Render every entry verbatim.

----- Exercise inputs

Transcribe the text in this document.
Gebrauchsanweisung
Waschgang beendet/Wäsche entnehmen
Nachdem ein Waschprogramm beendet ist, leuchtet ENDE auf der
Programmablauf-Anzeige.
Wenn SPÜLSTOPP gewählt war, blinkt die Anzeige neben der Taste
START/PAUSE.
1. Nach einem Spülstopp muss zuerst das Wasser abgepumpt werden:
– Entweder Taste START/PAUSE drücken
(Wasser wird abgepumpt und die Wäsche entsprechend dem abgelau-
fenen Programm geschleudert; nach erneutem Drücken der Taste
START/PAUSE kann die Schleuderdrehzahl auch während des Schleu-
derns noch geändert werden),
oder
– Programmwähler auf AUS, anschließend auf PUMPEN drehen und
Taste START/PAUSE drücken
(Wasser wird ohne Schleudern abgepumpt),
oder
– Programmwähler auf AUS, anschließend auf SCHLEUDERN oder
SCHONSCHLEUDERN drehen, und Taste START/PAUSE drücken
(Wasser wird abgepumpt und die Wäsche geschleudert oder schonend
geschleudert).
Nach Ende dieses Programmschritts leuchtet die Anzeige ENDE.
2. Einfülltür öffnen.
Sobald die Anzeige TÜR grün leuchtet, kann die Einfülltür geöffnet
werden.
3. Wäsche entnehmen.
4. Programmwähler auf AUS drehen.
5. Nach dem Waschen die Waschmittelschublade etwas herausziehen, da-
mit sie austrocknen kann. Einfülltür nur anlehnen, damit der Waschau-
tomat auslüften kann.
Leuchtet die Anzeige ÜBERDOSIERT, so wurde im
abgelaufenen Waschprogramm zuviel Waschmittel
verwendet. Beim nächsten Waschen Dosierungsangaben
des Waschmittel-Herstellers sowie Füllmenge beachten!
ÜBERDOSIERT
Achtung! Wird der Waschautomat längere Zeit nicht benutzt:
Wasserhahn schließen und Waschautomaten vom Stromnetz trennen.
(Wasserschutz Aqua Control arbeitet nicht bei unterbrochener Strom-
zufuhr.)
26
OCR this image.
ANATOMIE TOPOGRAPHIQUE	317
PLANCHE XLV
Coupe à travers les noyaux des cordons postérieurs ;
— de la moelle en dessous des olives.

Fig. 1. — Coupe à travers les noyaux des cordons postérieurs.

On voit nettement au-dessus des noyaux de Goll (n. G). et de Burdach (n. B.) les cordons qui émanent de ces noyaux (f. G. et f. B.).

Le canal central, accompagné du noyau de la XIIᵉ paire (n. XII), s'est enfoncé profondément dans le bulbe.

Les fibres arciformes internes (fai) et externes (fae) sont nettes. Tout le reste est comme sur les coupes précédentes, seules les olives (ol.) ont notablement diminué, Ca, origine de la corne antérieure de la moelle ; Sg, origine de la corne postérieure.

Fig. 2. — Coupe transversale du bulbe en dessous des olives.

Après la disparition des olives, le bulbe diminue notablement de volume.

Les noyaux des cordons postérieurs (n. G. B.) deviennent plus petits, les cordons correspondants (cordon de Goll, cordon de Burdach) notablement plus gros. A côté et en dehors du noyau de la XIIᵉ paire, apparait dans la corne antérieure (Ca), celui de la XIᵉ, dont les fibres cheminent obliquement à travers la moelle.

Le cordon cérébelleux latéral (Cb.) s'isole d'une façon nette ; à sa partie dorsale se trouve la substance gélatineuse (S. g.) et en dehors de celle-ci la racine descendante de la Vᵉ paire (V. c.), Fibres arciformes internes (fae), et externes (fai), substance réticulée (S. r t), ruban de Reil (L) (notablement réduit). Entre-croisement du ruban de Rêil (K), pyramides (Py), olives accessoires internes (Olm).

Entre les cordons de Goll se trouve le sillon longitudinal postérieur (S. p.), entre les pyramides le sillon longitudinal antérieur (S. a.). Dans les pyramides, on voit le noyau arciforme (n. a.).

----------

Reply »
Transcribe the text in this document.
Gebrauchsanweisung
Waschgang beendet/Wäsche entnehmen
Nachdem ein Waschprogramm beendet ist, leuchtet ENDE auf der
Programmablauf-Anzeige.
Wenn SPÜLSTOPP gewählt war, blinkt die Anzeige neben der Taste
START/PAUSE.
1. Nach einem Spülstopp muss zuerst das Wasser abgepumpt werden:
– Entweder Taste START/PAUSE drücken
(Wasser wird abgepumpt und die Wäsche entsprechend dem abgelau-
fenen Programm geschleudert; nach erneutem Drücken der Taste
START/PAUSE kann die Schleuderdrehzahl auch während des Schleu-
derns noch geändert werden),
oder
– Programmwähler auf AUS, anschließend auf PUMPEN drehen und
Taste START/PAUSE drücken
(Wasser wird ohne Schleudern abgepumpt),
oder
– Programmwähler auf AUS, anschließend auf SCHLEUDERN oder
SCHONSCHLEUDERN drehen, und Taste START/PAUSE drücken
(Wasser wird abgepumpt und die Wäsche geschleudert oder schonend
geschleudert).
Nach Ende dieses Programmschritts leuchtet die Anzeige ENDE.
2. Einfülltür öffnen.
Sobald die Anzeige TÜR grün leuchtet, kann die Einfülltür geöffnet
werden.
3. Wäsche entnehmen.
4. Programmwähler auf AUS drehen.
5. Nach dem Waschen die Waschmittelschublade etwas herausziehen, da-
mit sie austrocknen kann. Einfülltür nur anlehnen, damit der Waschau-
tomat auslüften kann.
Leuchtet die Anzeige ÜBERDOSIERT, so wurde im
abgelaufenen Waschprogramm zuviel Waschmittel
verwendet. Beim nächsten Waschen Dosierungsangaben
des Waschmittel-Herstellers sowie Füllmenge beachten!
ÜBERDOSIERT
Achtung! Wird der Waschautomat längere Zeit nicht benutzt:
Wasserhahn schließen und Waschautomaten vom Stromnetz trennen.
(Wasserschutz Aqua Control arbeitet nicht bei unterbrochener Strom-
zufuhr.)
26
OCR this image.
ANATOMIE TOPOGRAPHIQUE	317
PLANCHE XLV
Coupe à travers les noyaux des cordons postérieurs ;
— de la moelle en dessous des olives.

Fig. 1. — Coupe à travers les noyaux des cordons postérieurs.

On voit nettement au-dessus des noyaux de Goll (n. G). et de Burdach (n. B.) les cordons qui émanent de ces noyaux (f. G. et f. B.).

Le canal central, accompagné du noyau de la XIIᵉ paire (n. XII), s'est enfoncé profondément dans le bulbe.

Les fibres arciformes internes (fai) et externes (fae) sont nettes. Tout le reste est comme sur les coupes précédentes, seules les olives (ol.) ont notablement diminué, Ca, origine de la corne antérieure de la moelle ; Sg, origine de la corne postérieure.

Fig. 2. — Coupe transversale du bulbe en dessous des olives.

Après la disparition des olives, le bulbe diminue notablement de volume.

Les noyaux des cordons postérieurs (n. G. B.) deviennent plus petits, les cordons correspondants (cordon de Goll, cordon de Burdach) notablement plus gros. A côté et en dehors du noyau de la XIIᵉ paire, apparait dans la corne antérieure (Ca), celui de la XIᵉ, dont les fibres cheminent obliquement à travers la moelle.

Le cordon cérébelleux latéral (Cb.) s'isole d'une façon nette ; à sa partie dorsale se trouve la substance gélatineuse (S. g.) et en dehors de celle-ci la racine descendante de la Vᵉ paire (V. c.), Fibres arciformes internes (fae), et externes (fai), substance réticulée (S. r t), ruban de Reil (L) (notablement réduit). Entre-croisement du ruban de Rêil (K), pyramides (Py), olives accessoires internes (Olm).

Entre les cordons de Goll se trouve le sillon longitudinal postérieur (S. p.), entre les pyramides le sillon longitudinal antérieur (S. a.). Dans les pyramides, on voit le noyau arciforme (n. a.).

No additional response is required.